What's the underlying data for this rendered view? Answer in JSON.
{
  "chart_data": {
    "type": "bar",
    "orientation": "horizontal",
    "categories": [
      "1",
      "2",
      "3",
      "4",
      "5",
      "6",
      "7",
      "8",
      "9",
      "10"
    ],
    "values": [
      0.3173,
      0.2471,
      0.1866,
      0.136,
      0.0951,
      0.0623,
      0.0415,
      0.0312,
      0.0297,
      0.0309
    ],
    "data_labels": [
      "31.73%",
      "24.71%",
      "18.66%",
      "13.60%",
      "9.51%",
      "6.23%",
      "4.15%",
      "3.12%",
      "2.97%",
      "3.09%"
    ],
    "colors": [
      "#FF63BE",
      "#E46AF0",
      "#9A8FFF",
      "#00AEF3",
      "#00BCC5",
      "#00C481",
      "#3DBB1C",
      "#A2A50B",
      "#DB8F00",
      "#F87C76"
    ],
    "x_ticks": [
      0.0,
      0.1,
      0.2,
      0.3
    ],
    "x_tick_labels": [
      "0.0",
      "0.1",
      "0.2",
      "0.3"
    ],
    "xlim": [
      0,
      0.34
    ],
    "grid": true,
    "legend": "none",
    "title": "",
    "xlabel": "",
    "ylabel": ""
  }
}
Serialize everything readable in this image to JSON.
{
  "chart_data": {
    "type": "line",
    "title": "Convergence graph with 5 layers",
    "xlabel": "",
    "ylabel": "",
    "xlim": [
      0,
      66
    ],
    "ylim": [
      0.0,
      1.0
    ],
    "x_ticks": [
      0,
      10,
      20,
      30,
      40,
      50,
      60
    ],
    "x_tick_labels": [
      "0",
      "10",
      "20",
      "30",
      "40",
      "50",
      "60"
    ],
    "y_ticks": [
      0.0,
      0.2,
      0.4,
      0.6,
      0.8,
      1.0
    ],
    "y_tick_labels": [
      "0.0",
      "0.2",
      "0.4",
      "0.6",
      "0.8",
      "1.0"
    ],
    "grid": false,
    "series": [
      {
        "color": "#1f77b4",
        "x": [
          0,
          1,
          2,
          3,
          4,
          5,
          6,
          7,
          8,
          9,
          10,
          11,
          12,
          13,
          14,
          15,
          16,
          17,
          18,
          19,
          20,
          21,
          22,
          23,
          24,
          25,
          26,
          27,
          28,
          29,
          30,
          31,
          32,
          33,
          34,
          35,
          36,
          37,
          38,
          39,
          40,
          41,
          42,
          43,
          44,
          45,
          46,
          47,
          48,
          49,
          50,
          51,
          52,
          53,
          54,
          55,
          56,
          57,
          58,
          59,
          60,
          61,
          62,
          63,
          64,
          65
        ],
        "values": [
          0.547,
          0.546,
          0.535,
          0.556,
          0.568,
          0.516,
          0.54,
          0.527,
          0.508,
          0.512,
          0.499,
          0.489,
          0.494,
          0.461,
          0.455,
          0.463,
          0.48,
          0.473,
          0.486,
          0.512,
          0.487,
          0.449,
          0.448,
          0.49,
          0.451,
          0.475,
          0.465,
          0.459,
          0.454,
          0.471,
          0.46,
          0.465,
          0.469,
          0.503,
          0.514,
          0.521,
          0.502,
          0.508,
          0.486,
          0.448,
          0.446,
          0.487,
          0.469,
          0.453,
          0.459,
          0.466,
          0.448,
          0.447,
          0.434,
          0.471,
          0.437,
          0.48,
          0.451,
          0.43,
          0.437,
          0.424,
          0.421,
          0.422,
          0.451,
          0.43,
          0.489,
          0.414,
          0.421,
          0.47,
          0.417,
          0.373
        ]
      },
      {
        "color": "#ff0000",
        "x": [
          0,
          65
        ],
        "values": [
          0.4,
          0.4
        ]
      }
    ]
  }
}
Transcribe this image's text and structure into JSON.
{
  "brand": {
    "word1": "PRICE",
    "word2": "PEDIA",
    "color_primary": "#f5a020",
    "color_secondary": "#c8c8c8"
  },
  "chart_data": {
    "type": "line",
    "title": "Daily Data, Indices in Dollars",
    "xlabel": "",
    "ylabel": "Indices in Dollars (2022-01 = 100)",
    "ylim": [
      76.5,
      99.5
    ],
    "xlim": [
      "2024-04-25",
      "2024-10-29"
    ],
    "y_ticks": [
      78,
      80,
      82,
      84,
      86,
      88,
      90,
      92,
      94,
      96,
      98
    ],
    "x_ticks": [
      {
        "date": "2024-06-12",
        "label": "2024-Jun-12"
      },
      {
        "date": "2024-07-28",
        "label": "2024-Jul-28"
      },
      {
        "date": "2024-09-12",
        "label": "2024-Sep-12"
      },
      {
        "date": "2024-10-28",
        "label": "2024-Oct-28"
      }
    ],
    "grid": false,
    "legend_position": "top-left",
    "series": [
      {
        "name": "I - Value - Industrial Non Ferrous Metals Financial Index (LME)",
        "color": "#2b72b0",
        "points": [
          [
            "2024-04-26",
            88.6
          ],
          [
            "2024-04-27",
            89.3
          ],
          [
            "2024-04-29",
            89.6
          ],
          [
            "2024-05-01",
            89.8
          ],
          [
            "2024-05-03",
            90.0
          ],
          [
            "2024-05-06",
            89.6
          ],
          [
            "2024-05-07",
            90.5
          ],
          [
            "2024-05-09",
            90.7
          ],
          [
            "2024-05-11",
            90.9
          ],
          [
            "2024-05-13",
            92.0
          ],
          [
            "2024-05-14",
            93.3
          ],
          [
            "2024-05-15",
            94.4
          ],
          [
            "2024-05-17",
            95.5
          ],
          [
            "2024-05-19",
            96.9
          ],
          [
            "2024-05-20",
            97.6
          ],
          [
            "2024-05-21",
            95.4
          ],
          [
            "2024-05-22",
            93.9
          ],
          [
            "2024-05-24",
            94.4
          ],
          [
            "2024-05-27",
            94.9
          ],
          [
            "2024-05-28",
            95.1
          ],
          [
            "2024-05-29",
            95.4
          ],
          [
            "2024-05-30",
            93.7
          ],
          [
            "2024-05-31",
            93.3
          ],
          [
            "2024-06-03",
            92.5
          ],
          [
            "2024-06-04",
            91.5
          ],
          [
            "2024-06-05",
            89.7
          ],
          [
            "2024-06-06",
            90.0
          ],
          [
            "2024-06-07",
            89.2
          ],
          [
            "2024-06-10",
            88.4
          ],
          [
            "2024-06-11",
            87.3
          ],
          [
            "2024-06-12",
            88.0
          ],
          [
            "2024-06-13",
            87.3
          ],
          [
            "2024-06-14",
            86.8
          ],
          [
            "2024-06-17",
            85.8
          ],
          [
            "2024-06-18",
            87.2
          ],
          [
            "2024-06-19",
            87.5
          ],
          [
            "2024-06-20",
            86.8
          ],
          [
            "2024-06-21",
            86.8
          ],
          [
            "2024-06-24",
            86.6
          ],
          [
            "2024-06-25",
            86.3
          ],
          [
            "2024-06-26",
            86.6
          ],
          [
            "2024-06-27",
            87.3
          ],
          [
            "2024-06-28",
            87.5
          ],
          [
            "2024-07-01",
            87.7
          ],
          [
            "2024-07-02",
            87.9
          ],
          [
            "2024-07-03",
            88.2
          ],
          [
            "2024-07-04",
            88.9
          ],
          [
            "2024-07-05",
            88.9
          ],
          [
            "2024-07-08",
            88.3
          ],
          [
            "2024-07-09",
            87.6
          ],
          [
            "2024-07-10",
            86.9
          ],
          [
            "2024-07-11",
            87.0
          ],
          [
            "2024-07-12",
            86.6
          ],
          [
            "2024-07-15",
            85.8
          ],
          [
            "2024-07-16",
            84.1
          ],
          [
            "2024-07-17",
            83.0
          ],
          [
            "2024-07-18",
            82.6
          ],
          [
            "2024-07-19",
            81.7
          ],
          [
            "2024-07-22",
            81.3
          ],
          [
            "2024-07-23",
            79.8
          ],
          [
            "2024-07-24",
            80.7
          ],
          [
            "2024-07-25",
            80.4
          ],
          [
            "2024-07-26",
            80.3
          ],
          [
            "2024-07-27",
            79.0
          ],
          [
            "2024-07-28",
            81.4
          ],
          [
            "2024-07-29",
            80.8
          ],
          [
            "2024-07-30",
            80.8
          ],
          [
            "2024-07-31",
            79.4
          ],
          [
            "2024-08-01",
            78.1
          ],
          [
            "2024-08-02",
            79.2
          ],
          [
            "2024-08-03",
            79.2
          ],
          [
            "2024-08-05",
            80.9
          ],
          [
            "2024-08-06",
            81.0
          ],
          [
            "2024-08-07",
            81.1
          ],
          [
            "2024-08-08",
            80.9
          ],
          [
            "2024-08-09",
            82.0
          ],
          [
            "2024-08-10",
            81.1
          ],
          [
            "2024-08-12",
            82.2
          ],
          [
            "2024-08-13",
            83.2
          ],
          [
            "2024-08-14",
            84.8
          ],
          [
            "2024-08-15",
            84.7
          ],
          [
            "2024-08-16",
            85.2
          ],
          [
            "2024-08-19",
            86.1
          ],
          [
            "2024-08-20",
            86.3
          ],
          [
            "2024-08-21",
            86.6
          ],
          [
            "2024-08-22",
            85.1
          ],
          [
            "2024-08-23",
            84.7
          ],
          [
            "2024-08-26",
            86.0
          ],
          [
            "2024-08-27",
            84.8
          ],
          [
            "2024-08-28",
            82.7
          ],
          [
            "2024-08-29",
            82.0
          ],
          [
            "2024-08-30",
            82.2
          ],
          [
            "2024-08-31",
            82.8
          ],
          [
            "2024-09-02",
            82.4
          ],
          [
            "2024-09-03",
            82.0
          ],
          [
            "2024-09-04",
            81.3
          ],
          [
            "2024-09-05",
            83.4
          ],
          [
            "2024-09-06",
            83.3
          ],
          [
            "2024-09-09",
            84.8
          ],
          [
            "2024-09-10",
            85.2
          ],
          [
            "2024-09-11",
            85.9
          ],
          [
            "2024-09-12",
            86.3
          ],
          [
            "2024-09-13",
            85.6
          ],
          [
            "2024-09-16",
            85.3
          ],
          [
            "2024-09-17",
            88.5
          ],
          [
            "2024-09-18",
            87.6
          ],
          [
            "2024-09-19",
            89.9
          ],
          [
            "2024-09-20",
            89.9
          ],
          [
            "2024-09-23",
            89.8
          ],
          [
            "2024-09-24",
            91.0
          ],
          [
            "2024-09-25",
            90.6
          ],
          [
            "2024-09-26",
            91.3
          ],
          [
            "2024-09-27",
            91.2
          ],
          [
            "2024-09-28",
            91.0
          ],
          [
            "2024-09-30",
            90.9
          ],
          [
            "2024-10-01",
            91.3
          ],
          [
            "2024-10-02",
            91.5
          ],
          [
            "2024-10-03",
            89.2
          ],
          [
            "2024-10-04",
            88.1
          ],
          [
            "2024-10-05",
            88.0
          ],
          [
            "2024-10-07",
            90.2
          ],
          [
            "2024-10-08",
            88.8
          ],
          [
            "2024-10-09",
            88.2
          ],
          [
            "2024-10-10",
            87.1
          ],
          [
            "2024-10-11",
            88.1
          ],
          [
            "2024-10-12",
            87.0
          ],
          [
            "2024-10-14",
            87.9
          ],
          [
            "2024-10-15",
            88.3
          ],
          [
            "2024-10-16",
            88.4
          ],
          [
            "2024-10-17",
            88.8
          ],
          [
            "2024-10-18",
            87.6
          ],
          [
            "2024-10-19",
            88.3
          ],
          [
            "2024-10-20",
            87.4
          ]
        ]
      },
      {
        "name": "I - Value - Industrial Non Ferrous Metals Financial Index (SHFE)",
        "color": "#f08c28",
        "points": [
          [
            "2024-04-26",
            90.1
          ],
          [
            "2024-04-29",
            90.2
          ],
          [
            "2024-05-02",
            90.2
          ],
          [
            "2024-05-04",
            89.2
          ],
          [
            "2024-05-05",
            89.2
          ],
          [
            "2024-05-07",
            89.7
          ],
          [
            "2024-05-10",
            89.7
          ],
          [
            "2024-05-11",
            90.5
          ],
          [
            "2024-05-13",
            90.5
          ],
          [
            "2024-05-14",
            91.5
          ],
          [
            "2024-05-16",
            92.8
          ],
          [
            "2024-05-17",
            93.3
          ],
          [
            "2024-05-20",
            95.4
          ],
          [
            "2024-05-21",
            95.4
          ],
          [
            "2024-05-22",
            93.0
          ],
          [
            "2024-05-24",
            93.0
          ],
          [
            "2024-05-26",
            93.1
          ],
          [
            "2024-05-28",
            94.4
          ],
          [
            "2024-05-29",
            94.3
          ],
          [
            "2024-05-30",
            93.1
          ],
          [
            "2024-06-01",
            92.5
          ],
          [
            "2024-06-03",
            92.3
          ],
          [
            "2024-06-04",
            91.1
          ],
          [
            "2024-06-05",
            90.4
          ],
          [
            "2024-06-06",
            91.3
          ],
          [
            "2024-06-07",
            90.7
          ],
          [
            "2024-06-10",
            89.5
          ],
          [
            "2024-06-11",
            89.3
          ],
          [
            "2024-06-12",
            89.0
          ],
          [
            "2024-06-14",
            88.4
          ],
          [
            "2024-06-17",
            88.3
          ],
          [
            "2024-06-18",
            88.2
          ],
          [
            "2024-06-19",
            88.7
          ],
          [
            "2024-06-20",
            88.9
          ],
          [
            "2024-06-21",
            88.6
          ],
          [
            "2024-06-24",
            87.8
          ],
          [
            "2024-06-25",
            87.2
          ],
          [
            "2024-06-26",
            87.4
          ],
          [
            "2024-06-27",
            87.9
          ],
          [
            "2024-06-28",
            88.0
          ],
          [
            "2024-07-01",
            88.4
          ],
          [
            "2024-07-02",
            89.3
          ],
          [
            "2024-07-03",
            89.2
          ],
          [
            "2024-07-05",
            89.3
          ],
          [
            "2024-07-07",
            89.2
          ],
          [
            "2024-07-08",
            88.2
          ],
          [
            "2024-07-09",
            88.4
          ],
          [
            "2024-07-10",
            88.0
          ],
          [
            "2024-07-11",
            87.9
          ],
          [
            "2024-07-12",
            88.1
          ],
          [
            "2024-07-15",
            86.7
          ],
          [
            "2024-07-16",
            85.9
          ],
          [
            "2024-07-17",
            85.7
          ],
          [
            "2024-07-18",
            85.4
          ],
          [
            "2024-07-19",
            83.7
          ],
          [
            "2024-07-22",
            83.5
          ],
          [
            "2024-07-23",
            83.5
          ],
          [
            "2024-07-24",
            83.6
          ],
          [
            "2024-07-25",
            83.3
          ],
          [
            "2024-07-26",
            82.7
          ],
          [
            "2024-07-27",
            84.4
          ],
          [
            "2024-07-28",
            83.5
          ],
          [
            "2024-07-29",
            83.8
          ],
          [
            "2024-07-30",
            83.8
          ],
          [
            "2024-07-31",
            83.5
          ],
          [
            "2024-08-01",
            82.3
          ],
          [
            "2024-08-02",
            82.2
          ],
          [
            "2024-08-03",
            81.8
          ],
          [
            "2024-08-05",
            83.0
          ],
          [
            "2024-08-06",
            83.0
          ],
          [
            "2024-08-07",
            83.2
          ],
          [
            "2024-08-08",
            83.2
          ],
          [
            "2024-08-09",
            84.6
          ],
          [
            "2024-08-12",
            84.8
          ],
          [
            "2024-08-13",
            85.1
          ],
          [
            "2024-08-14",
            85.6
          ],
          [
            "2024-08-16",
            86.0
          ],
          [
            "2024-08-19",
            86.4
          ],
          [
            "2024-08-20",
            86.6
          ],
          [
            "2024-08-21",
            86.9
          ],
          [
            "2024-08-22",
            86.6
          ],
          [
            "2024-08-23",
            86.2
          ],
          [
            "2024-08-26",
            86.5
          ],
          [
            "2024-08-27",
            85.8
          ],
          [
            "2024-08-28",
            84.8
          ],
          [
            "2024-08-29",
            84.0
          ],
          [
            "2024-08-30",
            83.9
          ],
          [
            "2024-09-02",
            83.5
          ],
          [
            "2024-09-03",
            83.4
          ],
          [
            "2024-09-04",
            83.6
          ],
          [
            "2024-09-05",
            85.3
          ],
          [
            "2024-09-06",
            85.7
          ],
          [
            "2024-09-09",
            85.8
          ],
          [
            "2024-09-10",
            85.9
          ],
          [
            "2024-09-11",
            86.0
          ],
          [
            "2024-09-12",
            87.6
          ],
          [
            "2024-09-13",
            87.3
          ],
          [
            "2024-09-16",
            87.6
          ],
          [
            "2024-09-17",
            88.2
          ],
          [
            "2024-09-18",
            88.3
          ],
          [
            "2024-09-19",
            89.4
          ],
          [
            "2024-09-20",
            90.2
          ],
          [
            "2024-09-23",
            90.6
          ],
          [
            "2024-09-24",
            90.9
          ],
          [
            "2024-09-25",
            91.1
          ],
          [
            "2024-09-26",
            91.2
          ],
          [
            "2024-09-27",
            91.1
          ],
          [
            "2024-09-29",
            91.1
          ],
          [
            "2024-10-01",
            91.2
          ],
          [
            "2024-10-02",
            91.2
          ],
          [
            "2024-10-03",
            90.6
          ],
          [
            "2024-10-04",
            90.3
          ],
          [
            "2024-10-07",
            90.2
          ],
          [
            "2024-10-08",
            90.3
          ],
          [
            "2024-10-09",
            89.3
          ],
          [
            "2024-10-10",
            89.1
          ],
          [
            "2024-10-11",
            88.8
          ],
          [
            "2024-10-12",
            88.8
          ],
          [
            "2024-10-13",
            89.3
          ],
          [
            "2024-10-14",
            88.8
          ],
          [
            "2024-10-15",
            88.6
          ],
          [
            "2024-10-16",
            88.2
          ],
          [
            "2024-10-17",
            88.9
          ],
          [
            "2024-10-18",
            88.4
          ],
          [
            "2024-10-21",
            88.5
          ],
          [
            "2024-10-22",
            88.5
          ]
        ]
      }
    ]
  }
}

**YOUR TASK**. For the listing above, give the number of lines in which the string "Industrial" occurs, and nothing else.

**ANSWER IN FULL**. 2